[Stored entries]
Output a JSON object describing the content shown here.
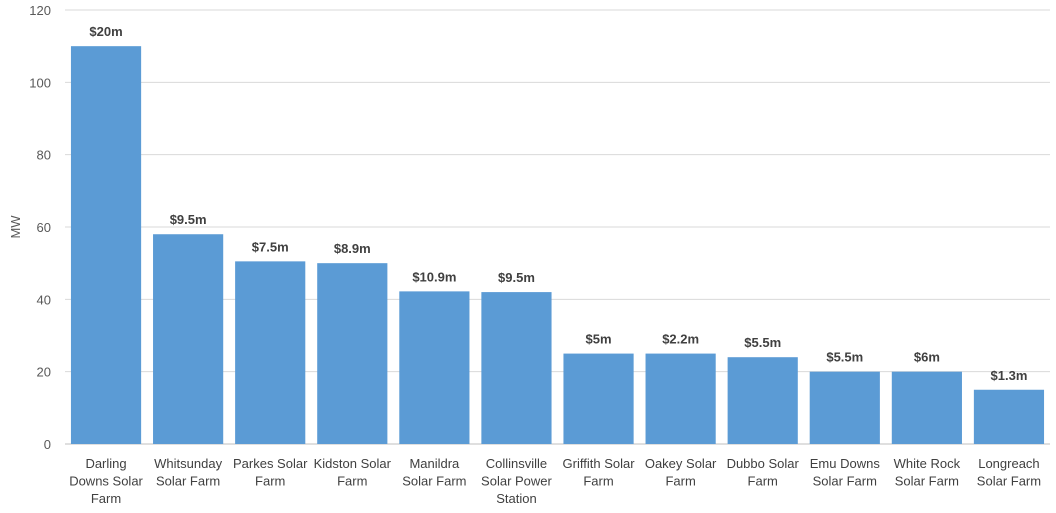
{
  "chart_data": {
    "type": "bar",
    "title": "",
    "xlabel": "",
    "ylabel": "MW",
    "ylim": [
      0,
      120
    ],
    "y_ticks": [
      0,
      20,
      40,
      60,
      80,
      100,
      120
    ],
    "grid": true,
    "bar_color": "#5b9bd5",
    "categories": [
      [
        "Darling",
        "Downs Solar",
        "Farm"
      ],
      [
        "Whitsunday",
        "Solar Farm"
      ],
      [
        "Parkes Solar",
        "Farm"
      ],
      [
        "Kidston Solar",
        "Farm"
      ],
      [
        "Manildra",
        "Solar Farm"
      ],
      [
        "Collinsville",
        "Solar Power",
        "Station"
      ],
      [
        "Griffith Solar",
        "Farm"
      ],
      [
        "Oakey Solar",
        "Farm"
      ],
      [
        "Dubbo Solar",
        "Farm"
      ],
      [
        "Emu Downs",
        "Solar Farm"
      ],
      [
        "White Rock",
        "Solar Farm"
      ],
      [
        "Longreach",
        "Solar Farm"
      ]
    ],
    "values": [
      110,
      58,
      50.5,
      50,
      42.2,
      42,
      25,
      25,
      24,
      20,
      20,
      15
    ],
    "data_labels": [
      "$20m",
      "$9.5m",
      "$7.5m",
      "$8.9m",
      "$10.9m",
      "$9.5m",
      "$5m",
      "$2.2m",
      "$5.5m",
      "$5.5m",
      "$6m",
      "$1.3m"
    ]
  }
}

_BRIEF_
Above are records with pictures; repeat the records exactly and leave the pictures out.

_THE COMPLETED TASK_
Output a JSON object describing the content shown here.
{
  "chart_data": {
    "type": "bar",
    "title": "",
    "xlabel": "",
    "ylabel": "MW",
    "ylim": [
      0,
      120
    ],
    "y_ticks": [
      0,
      20,
      40,
      60,
      80,
      100,
      120
    ],
    "grid": true,
    "bar_color": "#5b9bd5",
    "categories": [
      [
        "Darling",
        "Downs Solar",
        "Farm"
      ],
      [
        "Whitsunday",
        "Solar Farm"
      ],
      [
        "Parkes Solar",
        "Farm"
      ],
      [
        "Kidston Solar",
        "Farm"
      ],
      [
        "Manildra",
        "Solar Farm"
      ],
      [
        "Collinsville",
        "Solar Power",
        "Station"
      ],
      [
        "Griffith Solar",
        "Farm"
      ],
      [
        "Oakey Solar",
        "Farm"
      ],
      [
        "Dubbo Solar",
        "Farm"
      ],
      [
        "Emu Downs",
        "Solar Farm"
      ],
      [
        "White Rock",
        "Solar Farm"
      ],
      [
        "Longreach",
        "Solar Farm"
      ]
    ],
    "values": [
      110,
      58,
      50.5,
      50,
      42.2,
      42,
      25,
      25,
      24,
      20,
      20,
      15
    ],
    "data_labels": [
      "$20m",
      "$9.5m",
      "$7.5m",
      "$8.9m",
      "$10.9m",
      "$9.5m",
      "$5m",
      "$2.2m",
      "$5.5m",
      "$5.5m",
      "$6m",
      "$1.3m"
    ]
  }
}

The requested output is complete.